▶ Stated goal:
Format every line in the rows below as a Markdown table with the columns "No." and "Line", numbering each line and skipping blank lines. Omit the pictures from the table.
────
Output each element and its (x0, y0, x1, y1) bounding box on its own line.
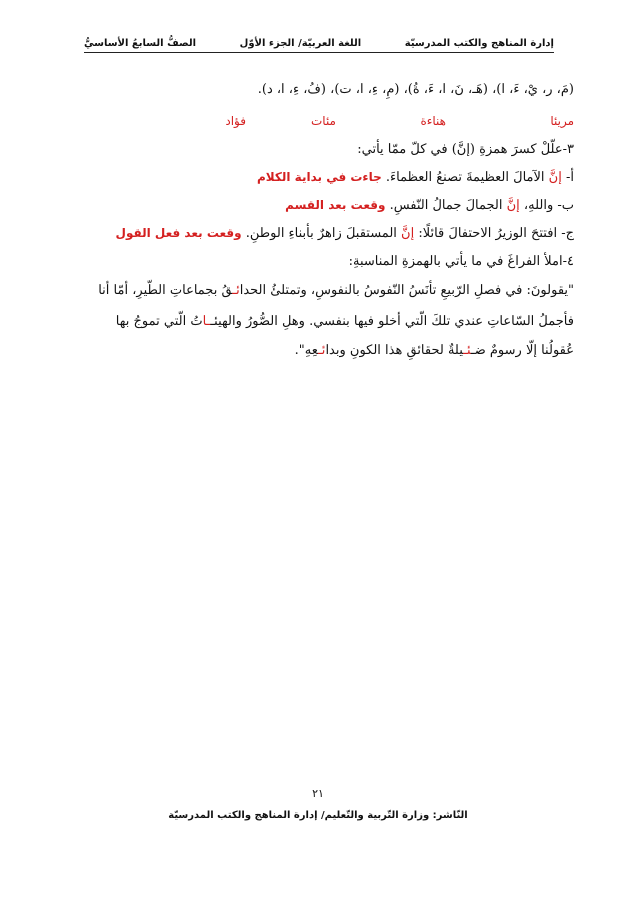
item-label: ب- (557, 198, 574, 213)
page-footer: النّاشر: وزارة التّربية والتّعليم/ إدارة المناهج والكتب المدرسيّة (168, 810, 468, 821)
answer-word-4: فؤاد (225, 114, 246, 128)
hamza-fill: ئـ (463, 343, 471, 358)
paragraph-line-3 (295, 343, 574, 358)
header-subject: اللغة العربيّة/ الجزء الأوّل (239, 38, 362, 49)
item-pre: واللهِ، (519, 198, 554, 213)
item-label: ج- (561, 226, 574, 241)
item-reason: جاءت في بداية الكلام (257, 170, 382, 184)
letters-line: (مَ، ر، يْ، ءَ، ا)، (هَـ، نَ، ا، ءَ، ةُ)، (مِ، ءِ، ا، ت)، (فُ، ءِ، ا، د). (257, 82, 574, 97)
item-pre: افتتحَ الوزيرُ الاحتفالَ قائلًا: (414, 226, 558, 241)
header-grade: الصفُّ السابعُ الأساسيُّ (84, 38, 197, 49)
item-reason: وقعت بعد القسم (285, 198, 386, 212)
inna-word: إنَّ (401, 226, 415, 241)
item-post: المستقبلَ زاهرٌ بأبناءِ الوطنِ. (245, 226, 402, 241)
hamza-fill: ـا (202, 314, 211, 329)
item-post: الجمالَ جمالُ النّفسِ. (389, 198, 507, 213)
text-segment: عُقولُنا إلّا رسومٌ ضـ (470, 343, 574, 358)
answer-word-2: هناءة (420, 114, 446, 128)
text-segment: "يقولونَ: في فصلِ الرّبيعِ تأنَسُ النّفوسُ بالنفوسِ، وتمتلئُ الحدا (239, 283, 574, 298)
item-reason: وقعت بعد فعل القول (115, 226, 242, 240)
inna-word: إنَّ (548, 170, 562, 185)
exercise4-title: ٤-املأ الفراغَ في ما يأتي بالهمزةِ المناسبةِ: (348, 254, 574, 269)
header-publisher: إدارة المناهج والكتب المدرسيّة (404, 38, 554, 49)
exercise3-title: ٣-علّلْ كسرَ همزةِ (إنَّ) في كلّ ممّا يأتي: (357, 142, 574, 157)
inna-word: إنَّ (506, 198, 520, 213)
item-post: الآمالَ العظيمةَ تصنعُ العظماءَ. (385, 170, 549, 185)
text-segment: تُ الّتي تموجُ بها (115, 314, 203, 329)
exercise3-item-a (257, 170, 574, 185)
exercise3-item-b (285, 198, 574, 213)
page-number: ٢١ (312, 787, 324, 800)
paragraph-line-1 (98, 283, 574, 298)
page-header (84, 38, 554, 53)
exercise3-item-c (116, 226, 574, 241)
text-segment: يلةٌ لحقائقِ هذا الكونِ وبدا (325, 343, 464, 358)
item-label: أ- (565, 170, 574, 185)
answer-word-1: مريئا (550, 114, 574, 128)
text-segment: عِهِ". (294, 343, 318, 358)
text-segment: قُ بجماعاتِ الطّيرِ، أمّا أنا (98, 283, 233, 298)
paragraph-line-2 (116, 314, 574, 329)
hamza-fill: ئـ (232, 283, 240, 298)
text-segment: فأجملُ السّاعاتِ عندي تلكَ الّتي أخلو فيها بنفسي. وهلِ الصُّورُ والهيئـ (210, 314, 574, 329)
hamza-fill: ئـ (318, 343, 326, 358)
answer-word-3: مئات (310, 114, 336, 128)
────
▶ Output:
| No. | Line |
|---|---|
| 1 | Output each element and its (x0, y0, x1, y1) bounding box on its own line. |
| 2 | item-label: ب- (557, 198, 574, 213) |
| 3 | page-footer: النّاشر: وزارة التّربية والتّعليم/ إدارة المناهج والكتب المدرسيّة (168, 810, 468, 821) |
| 4 | answer-word-4: فؤاد (225, 114, 246, 128) |
| 5 | hamza-fill: ئـ (463, 343, 471, 358) |
| 6 | paragraph-line-3 (295, 343, 574, 358) |
| 7 | header-subject: اللغة العربيّة/ الجزء الأوّل (239, 38, 362, 49) |
| 8 | item-pre: واللهِ، (519, 198, 554, 213) |
| 9 | item-label: ج- (561, 226, 574, 241) |
| 10 | item-reason: جاءت في بداية الكلام (257, 170, 382, 184) |
| 11 | letters-line: (مَ، ر، يْ، ءَ، ا)، (هَـ، نَ، ا، ءَ، ةُ)، (مِ، ءِ، ا، ت)، (فُ، ءِ، ا، د). (257, 82, 574, 97) |
| 12 | item-pre: افتتحَ الوزيرُ الاحتفالَ قائلًا: (414, 226, 558, 241) |
| 13 | header-grade: الصفُّ السابعُ الأساسيُّ (84, 38, 197, 49) |
| 14 | item-reason: وقعت بعد القسم (285, 198, 386, 212) |
| 15 | inna-word: إنَّ (401, 226, 415, 241) |
| 16 | item-post: المستقبلَ زاهرٌ بأبناءِ الوطنِ. (245, 226, 402, 241) |
| 17 | hamza-fill: ـا (202, 314, 211, 329) |
| 18 | item-post: الجمالَ جمالُ النّفسِ. (389, 198, 507, 213) |
| 19 | text-segment: عُقولُنا إلّا رسومٌ ضـ (470, 343, 574, 358) |
| 20 | answer-word-2: هناءة (420, 114, 446, 128) |
| 21 | text-segment: "يقولونَ: في فصلِ الرّبيعِ تأنَسُ النّفوسُ بالنفوسِ، وتمتلئُ الحدا (239, 283, 574, 298) |
| 22 | item-reason: وقعت بعد فعل القول (115, 226, 242, 240) |
| 23 | inna-word: إنَّ (548, 170, 562, 185) |
| 24 | exercise4-title: ٤-املأ الفراغَ في ما يأتي بالهمزةِ المناسبةِ: (348, 254, 574, 269) |
| 25 | header-publisher: إدارة المناهج والكتب المدرسيّة (404, 38, 554, 49) |
| 26 | exercise3-title: ٣-علّلْ كسرَ همزةِ (إنَّ) في كلّ ممّا يأتي: (357, 142, 574, 157) |
| 27 | inna-word: إنَّ (506, 198, 520, 213) |
| 28 | item-post: الآمالَ العظيمةَ تصنعُ العظماءَ. (385, 170, 549, 185) |
| 29 | text-segment: تُ الّتي تموجُ بها (115, 314, 203, 329) |
| 30 | exercise3-item-a (257, 170, 574, 185) |
| 31 | exercise3-item-b (285, 198, 574, 213) |
| 32 | page-number: ٢١ (312, 787, 324, 800) |
| 33 | paragraph-line-1 (98, 283, 574, 298) |
| 34 | page-header (84, 38, 554, 53) |
| 35 | exercise3-item-c (116, 226, 574, 241) |
| 36 | text-segment: يلةٌ لحقائقِ هذا الكونِ وبدا (325, 343, 464, 358) |
| 37 | item-label: أ- (565, 170, 574, 185) |
| 38 | answer-word-1: مريئا (550, 114, 574, 128) |
| 39 | text-segment: عِهِ". (294, 343, 318, 358) |
| 40 | text-segment: قُ بجماعاتِ الطّيرِ، أمّا أنا (98, 283, 233, 298) |
| 41 | paragraph-line-2 (116, 314, 574, 329) |
| 42 | hamza-fill: ئـ (232, 283, 240, 298) |
| 43 | text-segment: فأجملُ السّاعاتِ عندي تلكَ الّتي أخلو فيها بنفسي. وهلِ الصُّورُ والهيئـ (210, 314, 574, 329) |
| 44 | hamza-fill: ئـ (318, 343, 326, 358) |
| 45 | answer-word-3: مئات (310, 114, 336, 128) |